== GIVEN RECORDS ==
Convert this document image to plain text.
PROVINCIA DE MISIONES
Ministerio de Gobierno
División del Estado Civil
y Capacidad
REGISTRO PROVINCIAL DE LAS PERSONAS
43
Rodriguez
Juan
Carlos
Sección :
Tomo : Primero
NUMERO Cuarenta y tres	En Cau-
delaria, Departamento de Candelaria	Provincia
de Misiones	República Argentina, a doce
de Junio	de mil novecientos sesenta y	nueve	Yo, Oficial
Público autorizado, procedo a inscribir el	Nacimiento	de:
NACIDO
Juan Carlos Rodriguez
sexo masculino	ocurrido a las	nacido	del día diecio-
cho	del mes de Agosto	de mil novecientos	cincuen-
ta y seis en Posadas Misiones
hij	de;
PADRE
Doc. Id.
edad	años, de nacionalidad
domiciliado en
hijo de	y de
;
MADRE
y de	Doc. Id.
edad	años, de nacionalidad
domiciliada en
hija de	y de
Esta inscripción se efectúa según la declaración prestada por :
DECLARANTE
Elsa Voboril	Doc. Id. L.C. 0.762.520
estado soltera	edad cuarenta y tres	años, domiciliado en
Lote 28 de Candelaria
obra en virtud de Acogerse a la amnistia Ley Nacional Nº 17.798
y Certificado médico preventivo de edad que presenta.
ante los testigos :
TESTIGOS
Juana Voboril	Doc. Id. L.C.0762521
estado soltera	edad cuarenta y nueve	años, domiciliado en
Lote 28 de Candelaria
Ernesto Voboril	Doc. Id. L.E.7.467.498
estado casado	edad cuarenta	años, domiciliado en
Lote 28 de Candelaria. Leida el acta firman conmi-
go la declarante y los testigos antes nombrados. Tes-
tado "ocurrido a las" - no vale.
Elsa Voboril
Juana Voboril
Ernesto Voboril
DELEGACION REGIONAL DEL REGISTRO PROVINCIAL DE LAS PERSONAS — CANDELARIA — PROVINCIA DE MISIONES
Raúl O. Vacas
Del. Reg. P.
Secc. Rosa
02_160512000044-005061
===
## YOUR TASK
From the entries above, extract each line containing "soltera".

## SOLUTION
estado soltera	edad cuarenta y tres	años, domiciliado en
estado soltera	edad cuarenta y nueve	años, domiciliado en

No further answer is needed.